Extracted records:
— Begin —
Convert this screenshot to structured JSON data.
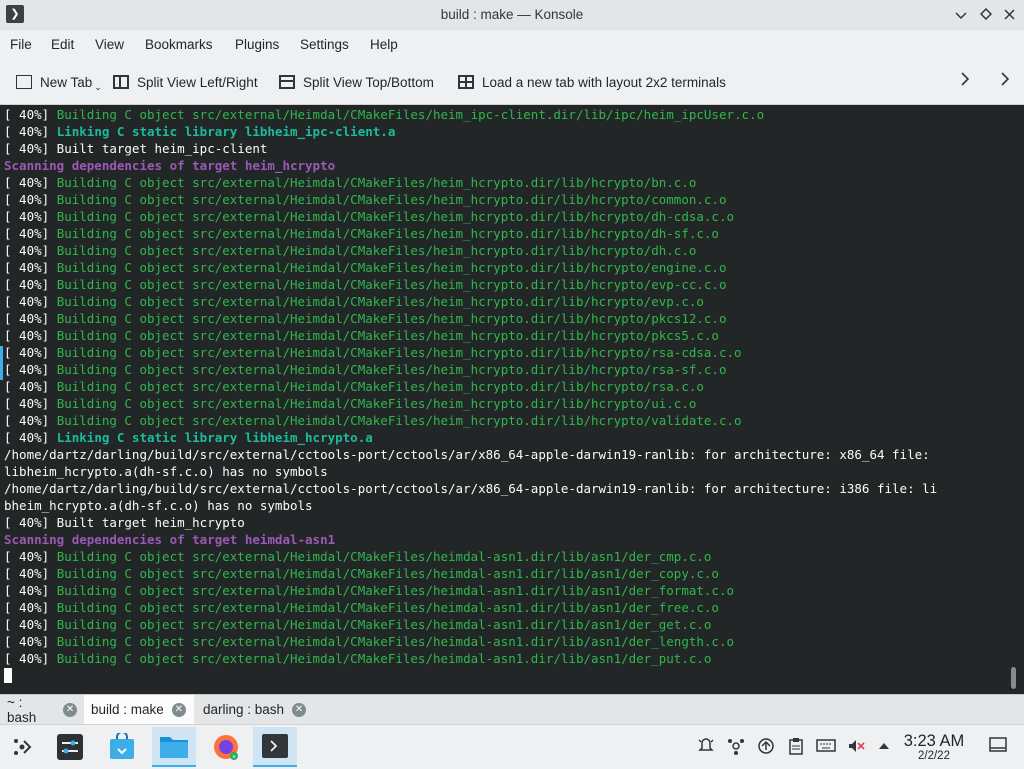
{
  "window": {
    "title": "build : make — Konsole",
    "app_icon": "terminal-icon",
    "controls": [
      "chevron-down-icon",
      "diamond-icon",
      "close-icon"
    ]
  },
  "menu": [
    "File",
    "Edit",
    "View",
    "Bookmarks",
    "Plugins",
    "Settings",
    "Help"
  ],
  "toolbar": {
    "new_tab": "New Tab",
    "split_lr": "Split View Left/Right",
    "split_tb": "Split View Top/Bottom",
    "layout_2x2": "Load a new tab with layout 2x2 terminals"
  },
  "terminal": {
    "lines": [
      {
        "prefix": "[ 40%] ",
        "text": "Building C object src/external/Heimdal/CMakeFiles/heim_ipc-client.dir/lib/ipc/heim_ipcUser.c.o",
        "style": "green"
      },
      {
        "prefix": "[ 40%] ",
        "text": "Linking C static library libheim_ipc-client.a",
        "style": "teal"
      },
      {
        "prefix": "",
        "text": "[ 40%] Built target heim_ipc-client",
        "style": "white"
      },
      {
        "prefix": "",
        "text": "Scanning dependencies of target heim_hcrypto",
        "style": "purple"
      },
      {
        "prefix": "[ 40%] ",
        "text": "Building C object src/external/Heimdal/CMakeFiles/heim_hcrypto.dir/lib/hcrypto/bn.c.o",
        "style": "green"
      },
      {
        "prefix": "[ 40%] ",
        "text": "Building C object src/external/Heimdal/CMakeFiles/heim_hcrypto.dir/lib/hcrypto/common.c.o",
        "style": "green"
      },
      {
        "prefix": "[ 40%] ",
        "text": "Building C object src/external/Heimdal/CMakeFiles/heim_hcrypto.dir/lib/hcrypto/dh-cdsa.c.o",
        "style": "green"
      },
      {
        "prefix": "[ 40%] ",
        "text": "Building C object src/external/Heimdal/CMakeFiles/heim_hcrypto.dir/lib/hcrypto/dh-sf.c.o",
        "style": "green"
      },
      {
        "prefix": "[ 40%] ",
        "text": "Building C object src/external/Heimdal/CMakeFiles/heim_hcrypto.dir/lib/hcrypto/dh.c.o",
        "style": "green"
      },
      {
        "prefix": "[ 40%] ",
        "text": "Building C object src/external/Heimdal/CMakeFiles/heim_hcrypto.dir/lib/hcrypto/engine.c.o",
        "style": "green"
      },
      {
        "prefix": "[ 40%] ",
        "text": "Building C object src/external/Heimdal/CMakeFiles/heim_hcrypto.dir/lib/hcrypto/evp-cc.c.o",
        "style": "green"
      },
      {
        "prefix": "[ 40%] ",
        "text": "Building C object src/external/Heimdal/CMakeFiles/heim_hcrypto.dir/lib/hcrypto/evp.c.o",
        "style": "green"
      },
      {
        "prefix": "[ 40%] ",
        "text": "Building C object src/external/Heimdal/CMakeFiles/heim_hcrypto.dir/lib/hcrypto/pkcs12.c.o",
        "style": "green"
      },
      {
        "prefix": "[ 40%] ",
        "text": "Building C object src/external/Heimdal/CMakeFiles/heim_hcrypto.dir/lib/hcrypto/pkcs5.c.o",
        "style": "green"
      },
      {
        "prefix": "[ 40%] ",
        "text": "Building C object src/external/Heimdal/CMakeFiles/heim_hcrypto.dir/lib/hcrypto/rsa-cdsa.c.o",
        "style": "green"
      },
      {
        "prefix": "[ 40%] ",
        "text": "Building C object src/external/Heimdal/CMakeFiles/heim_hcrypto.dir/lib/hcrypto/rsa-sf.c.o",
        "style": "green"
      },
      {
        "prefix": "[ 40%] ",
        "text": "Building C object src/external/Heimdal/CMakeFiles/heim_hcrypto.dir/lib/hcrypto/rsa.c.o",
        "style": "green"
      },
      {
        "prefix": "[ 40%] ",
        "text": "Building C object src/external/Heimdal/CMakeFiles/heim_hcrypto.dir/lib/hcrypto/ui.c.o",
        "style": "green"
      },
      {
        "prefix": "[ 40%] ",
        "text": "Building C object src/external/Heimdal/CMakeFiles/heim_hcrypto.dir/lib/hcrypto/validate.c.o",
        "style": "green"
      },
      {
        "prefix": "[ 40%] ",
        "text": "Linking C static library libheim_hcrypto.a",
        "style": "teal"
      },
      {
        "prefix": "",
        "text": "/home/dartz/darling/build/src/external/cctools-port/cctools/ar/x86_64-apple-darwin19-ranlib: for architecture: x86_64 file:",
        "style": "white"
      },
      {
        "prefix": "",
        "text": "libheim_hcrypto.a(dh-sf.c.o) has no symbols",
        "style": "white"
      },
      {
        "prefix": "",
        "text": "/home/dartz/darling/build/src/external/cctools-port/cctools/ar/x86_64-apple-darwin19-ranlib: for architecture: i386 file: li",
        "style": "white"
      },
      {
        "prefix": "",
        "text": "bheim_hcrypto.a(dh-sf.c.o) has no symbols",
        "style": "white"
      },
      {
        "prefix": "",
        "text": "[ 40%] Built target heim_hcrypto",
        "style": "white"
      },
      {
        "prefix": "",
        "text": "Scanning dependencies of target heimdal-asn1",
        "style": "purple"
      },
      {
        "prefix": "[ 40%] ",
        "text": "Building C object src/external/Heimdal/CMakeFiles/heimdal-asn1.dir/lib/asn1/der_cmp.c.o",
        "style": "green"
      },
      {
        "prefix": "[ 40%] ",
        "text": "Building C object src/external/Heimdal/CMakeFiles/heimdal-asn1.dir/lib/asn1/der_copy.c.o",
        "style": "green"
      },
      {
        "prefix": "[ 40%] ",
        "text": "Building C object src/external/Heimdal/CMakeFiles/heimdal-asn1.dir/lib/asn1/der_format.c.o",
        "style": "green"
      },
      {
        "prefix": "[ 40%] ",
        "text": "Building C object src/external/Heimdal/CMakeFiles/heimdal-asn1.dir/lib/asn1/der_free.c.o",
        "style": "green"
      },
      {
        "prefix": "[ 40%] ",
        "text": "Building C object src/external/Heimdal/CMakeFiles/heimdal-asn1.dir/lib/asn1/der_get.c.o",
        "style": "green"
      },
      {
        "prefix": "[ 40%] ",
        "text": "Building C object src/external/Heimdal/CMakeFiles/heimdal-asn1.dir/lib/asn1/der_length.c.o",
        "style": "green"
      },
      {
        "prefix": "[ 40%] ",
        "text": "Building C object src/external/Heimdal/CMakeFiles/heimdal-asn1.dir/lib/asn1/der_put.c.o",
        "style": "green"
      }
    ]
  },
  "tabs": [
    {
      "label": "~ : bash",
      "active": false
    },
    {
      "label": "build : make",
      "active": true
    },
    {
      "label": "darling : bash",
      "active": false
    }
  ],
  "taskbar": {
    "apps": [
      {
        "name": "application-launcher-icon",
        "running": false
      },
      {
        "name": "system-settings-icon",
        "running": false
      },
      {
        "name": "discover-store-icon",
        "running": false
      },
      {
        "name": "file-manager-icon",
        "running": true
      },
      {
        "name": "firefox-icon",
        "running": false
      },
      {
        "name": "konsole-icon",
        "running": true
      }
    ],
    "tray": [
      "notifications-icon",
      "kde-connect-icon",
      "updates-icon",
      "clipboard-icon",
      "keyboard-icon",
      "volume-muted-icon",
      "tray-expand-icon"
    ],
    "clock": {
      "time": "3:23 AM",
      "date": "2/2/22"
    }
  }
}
— End —
Aim of the task: Only a number is wanted here: how many lines in the data above include the string "View"?

Solution below: 3